Page transcription records
• • • • • • •
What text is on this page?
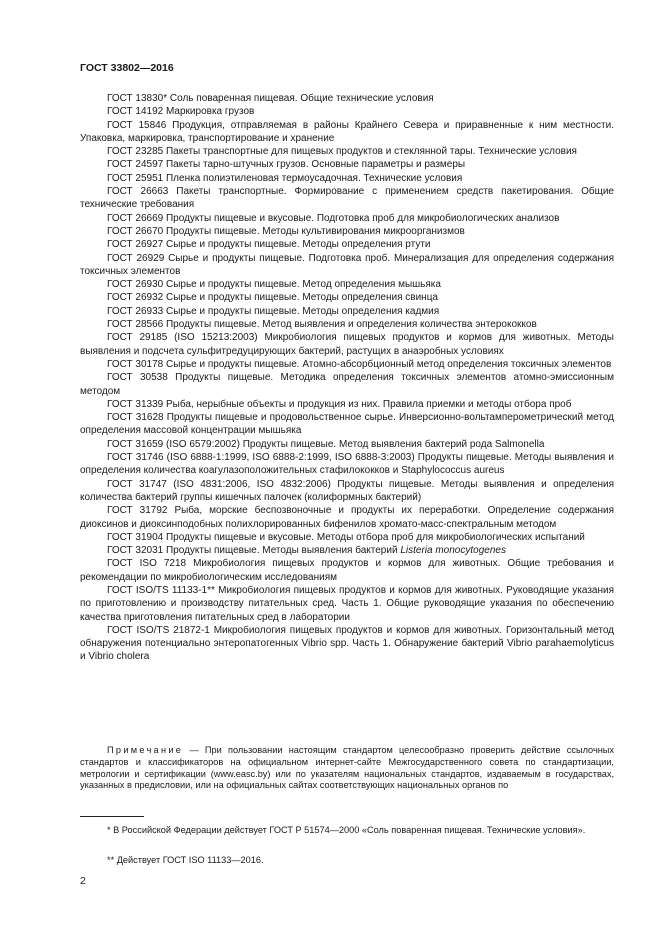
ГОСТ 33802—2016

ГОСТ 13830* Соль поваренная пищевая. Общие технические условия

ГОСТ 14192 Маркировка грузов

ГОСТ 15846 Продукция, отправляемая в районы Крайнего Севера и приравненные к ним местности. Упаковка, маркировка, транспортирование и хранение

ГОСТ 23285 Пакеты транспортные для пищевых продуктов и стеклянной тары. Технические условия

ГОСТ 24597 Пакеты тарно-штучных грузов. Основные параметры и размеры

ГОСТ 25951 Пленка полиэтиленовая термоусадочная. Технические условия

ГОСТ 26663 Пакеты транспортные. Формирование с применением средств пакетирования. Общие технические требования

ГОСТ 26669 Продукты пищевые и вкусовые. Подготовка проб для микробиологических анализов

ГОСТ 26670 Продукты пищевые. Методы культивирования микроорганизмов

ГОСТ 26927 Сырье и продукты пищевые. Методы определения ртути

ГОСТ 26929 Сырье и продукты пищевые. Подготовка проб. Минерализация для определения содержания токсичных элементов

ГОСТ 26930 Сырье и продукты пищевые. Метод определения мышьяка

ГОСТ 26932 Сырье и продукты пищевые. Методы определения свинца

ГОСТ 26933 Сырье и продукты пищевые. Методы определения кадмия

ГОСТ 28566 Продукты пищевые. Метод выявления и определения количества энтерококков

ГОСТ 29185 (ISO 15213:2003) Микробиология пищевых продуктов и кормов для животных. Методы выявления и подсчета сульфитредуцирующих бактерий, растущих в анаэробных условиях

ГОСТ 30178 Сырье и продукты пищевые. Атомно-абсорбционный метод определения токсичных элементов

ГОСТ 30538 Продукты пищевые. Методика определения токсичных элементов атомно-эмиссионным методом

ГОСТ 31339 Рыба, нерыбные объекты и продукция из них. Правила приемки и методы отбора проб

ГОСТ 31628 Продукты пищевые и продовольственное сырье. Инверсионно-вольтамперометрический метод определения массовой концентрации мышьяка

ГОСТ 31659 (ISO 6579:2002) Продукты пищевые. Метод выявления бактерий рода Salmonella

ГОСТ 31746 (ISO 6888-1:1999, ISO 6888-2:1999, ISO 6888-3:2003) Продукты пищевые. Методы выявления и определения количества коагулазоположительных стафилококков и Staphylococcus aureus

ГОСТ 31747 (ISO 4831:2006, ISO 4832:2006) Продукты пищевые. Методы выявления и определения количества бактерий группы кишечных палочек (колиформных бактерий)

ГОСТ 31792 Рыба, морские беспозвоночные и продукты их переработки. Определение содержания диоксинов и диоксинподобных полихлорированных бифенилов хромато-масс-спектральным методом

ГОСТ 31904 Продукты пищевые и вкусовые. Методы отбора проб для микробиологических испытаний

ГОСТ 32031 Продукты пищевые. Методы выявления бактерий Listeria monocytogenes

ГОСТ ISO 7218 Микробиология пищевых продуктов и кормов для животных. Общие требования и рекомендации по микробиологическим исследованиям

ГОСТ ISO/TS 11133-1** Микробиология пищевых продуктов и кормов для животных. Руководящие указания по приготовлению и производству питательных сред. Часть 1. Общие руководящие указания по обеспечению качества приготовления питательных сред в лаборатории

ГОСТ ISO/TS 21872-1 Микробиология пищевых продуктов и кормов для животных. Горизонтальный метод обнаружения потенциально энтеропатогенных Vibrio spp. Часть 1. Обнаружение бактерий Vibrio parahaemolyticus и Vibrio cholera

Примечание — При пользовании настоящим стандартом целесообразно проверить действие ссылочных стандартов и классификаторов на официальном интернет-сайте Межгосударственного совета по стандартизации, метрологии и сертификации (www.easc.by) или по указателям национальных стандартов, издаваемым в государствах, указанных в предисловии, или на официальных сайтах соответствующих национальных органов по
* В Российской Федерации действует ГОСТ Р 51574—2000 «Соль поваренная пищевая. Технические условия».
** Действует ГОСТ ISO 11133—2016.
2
• • • • • • •
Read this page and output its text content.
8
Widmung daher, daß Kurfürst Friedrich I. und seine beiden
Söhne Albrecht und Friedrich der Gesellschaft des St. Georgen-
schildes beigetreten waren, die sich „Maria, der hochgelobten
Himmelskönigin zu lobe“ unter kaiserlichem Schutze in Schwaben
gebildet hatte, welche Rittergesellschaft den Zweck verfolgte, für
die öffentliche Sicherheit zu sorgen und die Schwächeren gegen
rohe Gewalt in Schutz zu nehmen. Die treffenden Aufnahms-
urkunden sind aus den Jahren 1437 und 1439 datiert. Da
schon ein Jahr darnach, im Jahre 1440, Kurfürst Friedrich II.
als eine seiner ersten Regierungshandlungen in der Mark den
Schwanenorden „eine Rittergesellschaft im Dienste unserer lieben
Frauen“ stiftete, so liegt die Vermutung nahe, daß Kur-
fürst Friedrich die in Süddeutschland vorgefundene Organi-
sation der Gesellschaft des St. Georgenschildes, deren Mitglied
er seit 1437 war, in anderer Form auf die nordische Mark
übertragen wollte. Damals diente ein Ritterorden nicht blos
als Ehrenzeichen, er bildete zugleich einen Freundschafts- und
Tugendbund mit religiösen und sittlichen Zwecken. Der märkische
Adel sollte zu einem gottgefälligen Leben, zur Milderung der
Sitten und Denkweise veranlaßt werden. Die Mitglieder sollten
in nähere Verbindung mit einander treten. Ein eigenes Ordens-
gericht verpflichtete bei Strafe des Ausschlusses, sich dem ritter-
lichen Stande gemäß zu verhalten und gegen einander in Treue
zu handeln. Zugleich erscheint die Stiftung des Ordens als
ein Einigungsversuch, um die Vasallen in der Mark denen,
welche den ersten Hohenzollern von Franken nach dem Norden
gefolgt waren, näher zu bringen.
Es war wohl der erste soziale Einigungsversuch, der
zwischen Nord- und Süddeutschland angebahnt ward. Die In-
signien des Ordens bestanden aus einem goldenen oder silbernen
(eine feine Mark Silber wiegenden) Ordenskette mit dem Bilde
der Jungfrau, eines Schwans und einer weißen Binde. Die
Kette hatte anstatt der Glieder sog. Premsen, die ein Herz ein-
• • • • • • •
:: Exercise details ::
Lines above with the string "einander" need to be found and copied.

:: Answer box ::
in nähere Verbindung mit einander treten. Ein eigenes Ordens-
lichen Stande gemäß zu verhalten und gegen einander in Treue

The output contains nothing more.